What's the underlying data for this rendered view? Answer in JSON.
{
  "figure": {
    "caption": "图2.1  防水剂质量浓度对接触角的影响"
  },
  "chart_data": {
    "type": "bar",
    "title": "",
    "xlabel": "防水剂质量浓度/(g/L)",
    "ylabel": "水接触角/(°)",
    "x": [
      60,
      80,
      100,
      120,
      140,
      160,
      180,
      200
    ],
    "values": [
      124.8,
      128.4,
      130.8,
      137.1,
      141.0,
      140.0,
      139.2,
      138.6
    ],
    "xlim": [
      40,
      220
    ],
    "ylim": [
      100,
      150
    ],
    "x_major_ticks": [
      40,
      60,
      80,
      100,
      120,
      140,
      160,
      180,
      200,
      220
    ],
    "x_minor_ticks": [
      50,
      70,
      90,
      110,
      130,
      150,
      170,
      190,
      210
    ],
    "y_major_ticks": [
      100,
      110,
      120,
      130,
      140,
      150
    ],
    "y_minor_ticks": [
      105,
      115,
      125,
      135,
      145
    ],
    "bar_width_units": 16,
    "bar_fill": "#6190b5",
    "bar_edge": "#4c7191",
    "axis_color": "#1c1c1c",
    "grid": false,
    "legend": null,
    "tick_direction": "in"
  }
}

▶ **EXERCISE**:
Set down every line of the listing above again, exactly as given.

▶ **WRITTEN RESPONSE**:
What's the underlying data for this rendered view? Answer in JSON.
{
  "figure": {
    "caption": "图2.1  防水剂质量浓度对接触角的影响"
  },
  "chart_data": {
    "type": "bar",
    "title": "",
    "xlabel": "防水剂质量浓度/(g/L)",
    "ylabel": "水接触角/(°)",
    "x": [
      60,
      80,
      100,
      120,
      140,
      160,
      180,
      200
    ],
    "values": [
      124.8,
      128.4,
      130.8,
      137.1,
      141.0,
      140.0,
      139.2,
      138.6
    ],
    "xlim": [
      40,
      220
    ],
    "ylim": [
      100,
      150
    ],
    "x_major_ticks": [
      40,
      60,
      80,
      100,
      120,
      140,
      160,
      180,
      200,
      220
    ],
    "x_minor_ticks": [
      50,
      70,
      90,
      110,
      130,
      150,
      170,
      190,
      210
    ],
    "y_major_ticks": [
      100,
      110,
      120,
      130,
      140,
      150
    ],
    "y_minor_ticks": [
      105,
      115,
      125,
      135,
      145
    ],
    "bar_width_units": 16,
    "bar_fill": "#6190b5",
    "bar_edge": "#4c7191",
    "axis_color": "#1c1c1c",
    "grid": false,
    "legend": null,
    "tick_direction": "in"
  }
}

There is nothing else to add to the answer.